++++ 任务数据 ++++

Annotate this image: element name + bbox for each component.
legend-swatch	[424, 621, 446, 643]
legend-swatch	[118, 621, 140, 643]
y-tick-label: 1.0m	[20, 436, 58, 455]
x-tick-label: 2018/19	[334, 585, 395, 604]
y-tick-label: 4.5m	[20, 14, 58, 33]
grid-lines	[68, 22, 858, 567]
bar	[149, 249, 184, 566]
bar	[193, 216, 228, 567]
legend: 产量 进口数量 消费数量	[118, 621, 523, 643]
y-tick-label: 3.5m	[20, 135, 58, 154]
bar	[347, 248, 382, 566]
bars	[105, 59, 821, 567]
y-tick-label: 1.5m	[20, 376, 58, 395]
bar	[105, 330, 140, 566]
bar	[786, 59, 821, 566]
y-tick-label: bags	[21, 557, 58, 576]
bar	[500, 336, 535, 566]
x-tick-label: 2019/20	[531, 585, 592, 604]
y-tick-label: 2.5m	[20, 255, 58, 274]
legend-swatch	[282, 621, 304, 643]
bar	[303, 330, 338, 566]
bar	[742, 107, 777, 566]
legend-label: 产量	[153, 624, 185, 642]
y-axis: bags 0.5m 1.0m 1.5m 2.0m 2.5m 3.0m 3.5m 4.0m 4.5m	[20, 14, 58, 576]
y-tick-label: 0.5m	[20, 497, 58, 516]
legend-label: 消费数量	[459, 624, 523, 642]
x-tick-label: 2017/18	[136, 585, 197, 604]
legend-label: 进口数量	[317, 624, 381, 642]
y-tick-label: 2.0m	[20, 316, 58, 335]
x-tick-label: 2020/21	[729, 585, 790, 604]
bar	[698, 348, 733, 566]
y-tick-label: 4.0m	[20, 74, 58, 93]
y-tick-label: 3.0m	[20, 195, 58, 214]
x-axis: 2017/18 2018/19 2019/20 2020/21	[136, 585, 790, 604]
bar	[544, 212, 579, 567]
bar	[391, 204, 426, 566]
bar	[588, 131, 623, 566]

++++

你的任务:
将上面所有行中的“消费数量”改成“消费量”，其余内容保持不变，重新写出全部各行。

任务答案:
Annotate this image: element name + bbox for each component.
legend-swatch	[424, 621, 446, 643]
legend-swatch	[118, 621, 140, 643]
y-tick-label: 1.0m	[20, 436, 58, 455]
x-tick-label: 2018/19	[334, 585, 395, 604]
y-tick-label: 4.5m	[20, 14, 58, 33]
grid-lines	[68, 22, 858, 567]
bar	[149, 249, 184, 566]
bar	[193, 216, 228, 567]
legend: 产量 进口数量 消费量	[118, 621, 523, 643]
y-tick-label: 3.5m	[20, 135, 58, 154]
bar	[347, 248, 382, 566]
bars	[105, 59, 821, 567]
y-tick-label: 1.5m	[20, 376, 58, 395]
bar	[105, 330, 140, 566]
bar	[786, 59, 821, 566]
y-tick-label: bags	[21, 557, 58, 576]
bar	[500, 336, 535, 566]
x-tick-label: 2019/20	[531, 585, 592, 604]
y-tick-label: 2.5m	[20, 255, 58, 274]
legend-swatch	[282, 621, 304, 643]
bar	[303, 330, 338, 566]
bar	[742, 107, 777, 566]
legend-label: 产量	[153, 624, 185, 642]
y-axis: bags 0.5m 1.0m 1.5m 2.0m 2.5m 3.0m 3.5m 4.0m 4.5m	[20, 14, 58, 576]
y-tick-label: 0.5m	[20, 497, 58, 516]
legend-label: 消费量	[459, 624, 523, 642]
x-tick-label: 2017/18	[136, 585, 197, 604]
legend-label: 进口数量	[317, 624, 381, 642]
y-tick-label: 2.0m	[20, 316, 58, 335]
x-tick-label: 2020/21	[729, 585, 790, 604]
bar	[698, 348, 733, 566]
y-tick-label: 4.0m	[20, 74, 58, 93]
y-tick-label: 3.0m	[20, 195, 58, 214]
x-axis: 2017/18 2018/19 2019/20 2020/21	[136, 585, 790, 604]
bar	[544, 212, 579, 567]
bar	[391, 204, 426, 566]
bar	[588, 131, 623, 566]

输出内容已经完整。